> **STATED TASK**
Filter the entries below, keeping only lines with the word "values".

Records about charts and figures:
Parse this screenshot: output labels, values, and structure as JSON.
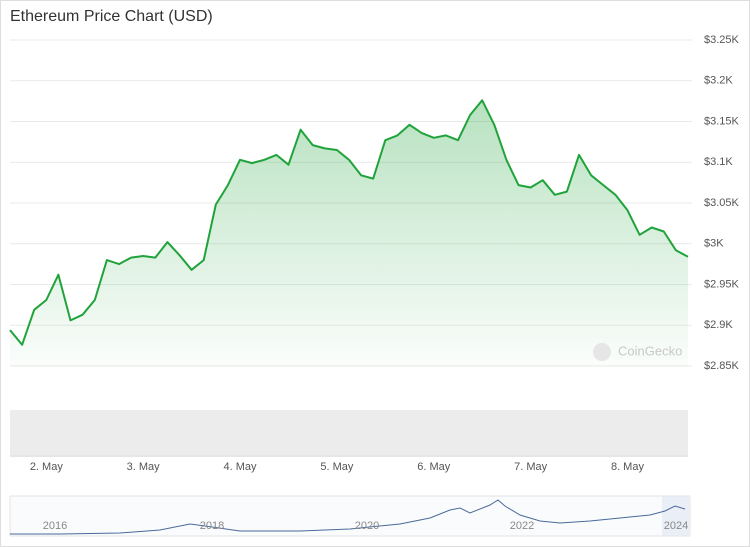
{
  "chart_data": {
    "type": "line",
    "title": "Ethereum Price Chart (USD)",
    "watermark": "CoinGecko",
    "categories": [
      null,
      null,
      null,
      "2. May",
      null,
      null,
      null,
      null,
      null,
      null,
      null,
      "3. May",
      null,
      null,
      null,
      null,
      null,
      null,
      null,
      "4. May",
      null,
      null,
      null,
      null,
      null,
      null,
      null,
      "5. May",
      null,
      null,
      null,
      null,
      null,
      null,
      null,
      "6. May",
      null,
      null,
      null,
      null,
      null,
      null,
      null,
      "7. May",
      null,
      null,
      null,
      null,
      null,
      null,
      null,
      "8. May",
      null,
      null,
      null,
      null,
      null
    ],
    "series": [
      {
        "name": "Price",
        "color": "#1fa33a",
        "values": [
          2894,
          2876,
          2919,
          2931,
          2962,
          2906,
          2913,
          2931,
          2980,
          2975,
          2983,
          2985,
          2983,
          3002,
          2986,
          2968,
          2980,
          3048,
          3072,
          3103,
          3099,
          3103,
          3109,
          3097,
          3140,
          3121,
          3117,
          3115,
          3103,
          3084,
          3080,
          3127,
          3133,
          3146,
          3136,
          3130,
          3133,
          3127,
          3158,
          3176,
          3146,
          3103,
          3072,
          3069,
          3078,
          3060,
          3064,
          3109,
          3084,
          3072,
          3060,
          3041,
          3011,
          3020,
          3015,
          2992,
          2984
        ]
      }
    ],
    "ylim": [
      2850,
      3250
    ],
    "yticks": [
      {
        "value": 2850,
        "label": "$2.85K"
      },
      {
        "value": 2900,
        "label": "$2.9K"
      },
      {
        "value": 2950,
        "label": "$2.95K"
      },
      {
        "value": 3000,
        "label": "$3K"
      },
      {
        "value": 3050,
        "label": "$3.05K"
      },
      {
        "value": 3100,
        "label": "$3.1K"
      },
      {
        "value": 3150,
        "label": "$3.15K"
      },
      {
        "value": 3200,
        "label": "$3.2K"
      },
      {
        "value": 3250,
        "label": "$3.25K"
      }
    ],
    "grid": true,
    "navigator_labels": [
      "2016",
      "2018",
      "2020",
      "2022",
      "2024"
    ]
  }
}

> **THE ANSWER**
Parse this screenshot: output labels, values, and structure as JSON.
        "values": [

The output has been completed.